→ **To be done**
Leave out the images; return the rest of the data exactly.

→ **Material for this task**
########################################
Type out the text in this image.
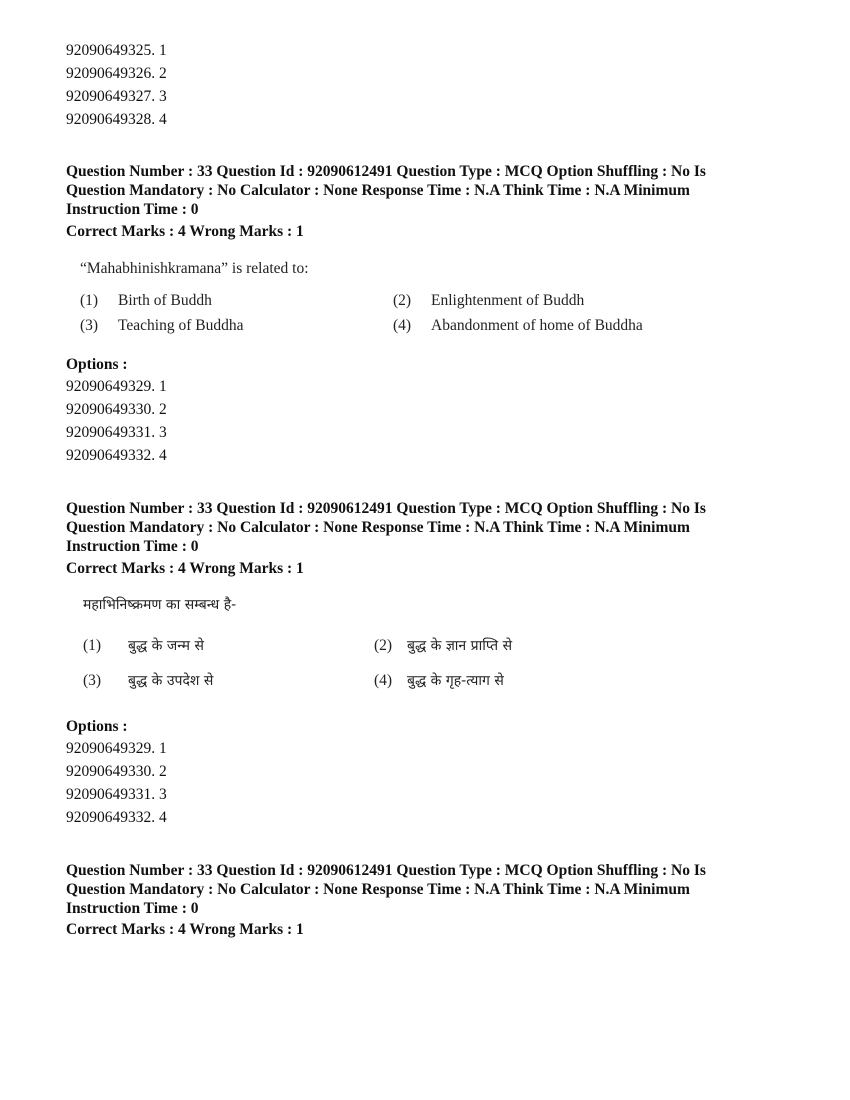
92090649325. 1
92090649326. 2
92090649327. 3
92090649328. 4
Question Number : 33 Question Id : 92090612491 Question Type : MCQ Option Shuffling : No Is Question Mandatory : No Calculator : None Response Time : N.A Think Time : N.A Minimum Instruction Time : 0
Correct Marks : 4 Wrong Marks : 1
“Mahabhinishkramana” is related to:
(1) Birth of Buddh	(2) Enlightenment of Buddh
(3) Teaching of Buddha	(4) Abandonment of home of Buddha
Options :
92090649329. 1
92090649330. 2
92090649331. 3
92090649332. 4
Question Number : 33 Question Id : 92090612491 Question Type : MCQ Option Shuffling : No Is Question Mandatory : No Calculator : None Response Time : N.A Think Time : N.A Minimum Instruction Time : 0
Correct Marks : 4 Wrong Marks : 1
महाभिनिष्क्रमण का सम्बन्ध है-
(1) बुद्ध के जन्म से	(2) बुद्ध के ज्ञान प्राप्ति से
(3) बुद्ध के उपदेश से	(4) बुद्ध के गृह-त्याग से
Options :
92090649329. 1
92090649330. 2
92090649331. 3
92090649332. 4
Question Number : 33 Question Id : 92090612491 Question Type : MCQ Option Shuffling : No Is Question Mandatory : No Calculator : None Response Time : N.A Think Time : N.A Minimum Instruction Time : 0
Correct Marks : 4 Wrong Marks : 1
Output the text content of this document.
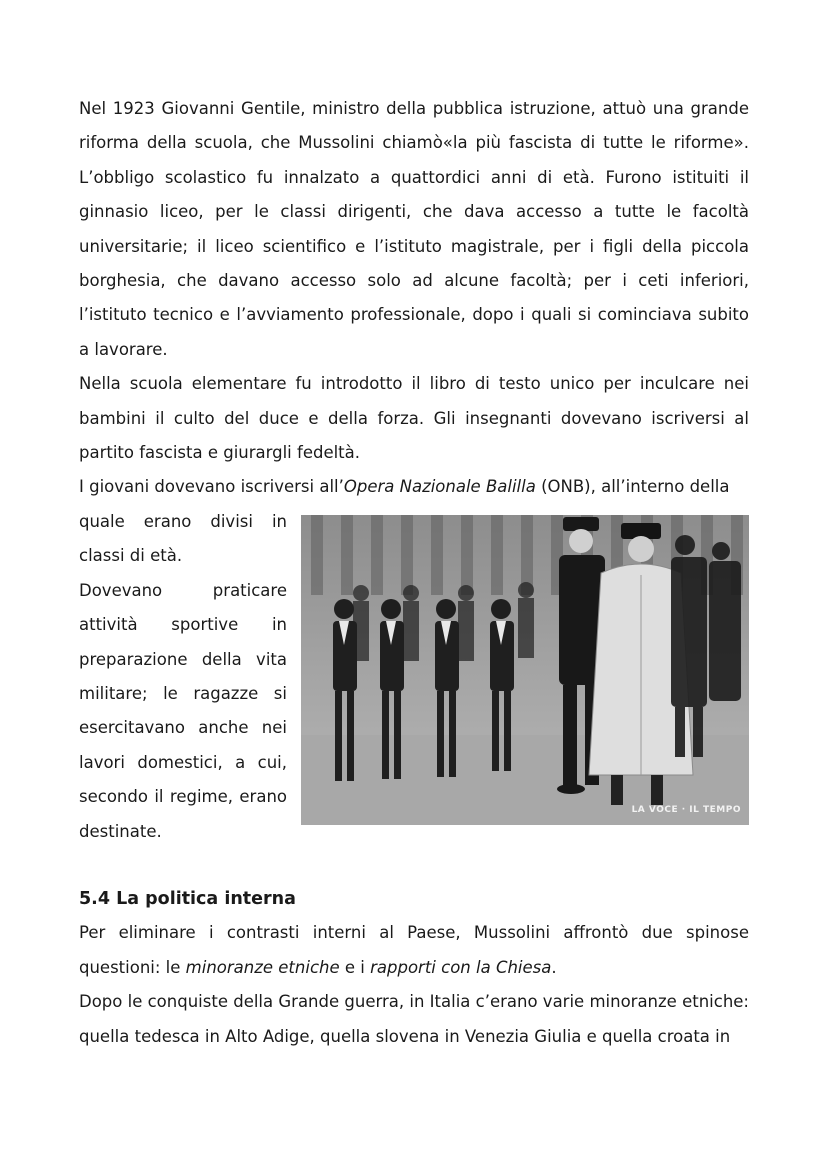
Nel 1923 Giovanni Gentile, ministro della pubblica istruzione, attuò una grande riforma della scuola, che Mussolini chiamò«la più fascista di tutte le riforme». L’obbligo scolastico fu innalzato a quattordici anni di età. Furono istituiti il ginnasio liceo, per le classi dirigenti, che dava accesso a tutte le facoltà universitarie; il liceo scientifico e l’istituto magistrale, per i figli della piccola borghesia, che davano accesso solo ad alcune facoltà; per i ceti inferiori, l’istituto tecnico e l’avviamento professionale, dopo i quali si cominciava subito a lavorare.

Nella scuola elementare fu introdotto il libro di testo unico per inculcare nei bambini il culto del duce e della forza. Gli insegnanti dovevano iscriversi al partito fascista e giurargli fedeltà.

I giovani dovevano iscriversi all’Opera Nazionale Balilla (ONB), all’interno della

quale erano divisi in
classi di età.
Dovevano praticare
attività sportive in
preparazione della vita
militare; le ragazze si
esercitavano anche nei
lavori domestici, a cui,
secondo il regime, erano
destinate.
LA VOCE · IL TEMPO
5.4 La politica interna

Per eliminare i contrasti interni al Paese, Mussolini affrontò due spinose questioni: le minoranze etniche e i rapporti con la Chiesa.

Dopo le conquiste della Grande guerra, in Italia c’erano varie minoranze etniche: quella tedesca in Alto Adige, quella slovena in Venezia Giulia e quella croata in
########################################
→ **Worked solution**
Type out the text in this image.
92090649325. 1
92090649326. 2
92090649327. 3
92090649328. 4
Question Number : 33 Question Id : 92090612491 Question Type : MCQ Option Shuffling : No Is Question Mandatory : No Calculator : None Response Time : N.A Think Time : N.A Minimum Instruction Time : 0
Correct Marks : 4 Wrong Marks : 1
“Mahabhinishkramana” is related to:
(1) Birth of Buddh	(2) Enlightenment of Buddh
(3) Teaching of Buddha	(4) Abandonment of home of Buddha
Options :
92090649329. 1
92090649330. 2
92090649331. 3
92090649332. 4
Question Number : 33 Question Id : 92090612491 Question Type : MCQ Option Shuffling : No Is Question Mandatory : No Calculator : None Response Time : N.A Think Time : N.A Minimum Instruction Time : 0
Correct Marks : 4 Wrong Marks : 1
महाभिनिष्क्रमण का सम्बन्ध है-
(1) बुद्ध के जन्म से	(2) बुद्ध के ज्ञान प्राप्ति से
(3) बुद्ध के उपदेश से	(4) बुद्ध के गृह-त्याग से
Options :
92090649329. 1
92090649330. 2
92090649331. 3
92090649332. 4
Question Number : 33 Question Id : 92090612491 Question Type : MCQ Option Shuffling : No Is Question Mandatory : No Calculator : None Response Time : N.A Think Time : N.A Minimum Instruction Time : 0
Correct Marks : 4 Wrong Marks : 1
Output the text content of this document.
Nel 1923 Giovanni Gentile, ministro della pubblica istruzione, attuò una grande riforma della scuola, che Mussolini chiamò«la più fascista di tutte le riforme». L’obbligo scolastico fu innalzato a quattordici anni di età. Furono istituiti il ginnasio liceo, per le classi dirigenti, che dava accesso a tutte le facoltà universitarie; il liceo scientifico e l’istituto magistrale, per i figli della piccola borghesia, che davano accesso solo ad alcune facoltà; per i ceti inferiori, l’istituto tecnico e l’avviamento professionale, dopo i quali si cominciava subito a lavorare.

Nella scuola elementare fu introdotto il libro di testo unico per inculcare nei bambini il culto del duce e della forza. Gli insegnanti dovevano iscriversi al partito fascista e giurargli fedeltà.

I giovani dovevano iscriversi all’Opera Nazionale Balilla (ONB), all’interno della

quale erano divisi in
classi di età.
Dovevano praticare
attività sportive in
preparazione della vita
militare; le ragazze si
esercitavano anche nei
lavori domestici, a cui,
secondo il regime, erano
destinate.
LA VOCE · IL TEMPO
5.4 La politica interna

Per eliminare i contrasti interni al Paese, Mussolini affrontò due spinose questioni: le minoranze etniche e i rapporti con la Chiesa.

Dopo le conquiste della Grande guerra, in Italia c’erano varie minoranze etniche: quella tedesca in Alto Adige, quella slovena in Venezia Giulia e quella croata in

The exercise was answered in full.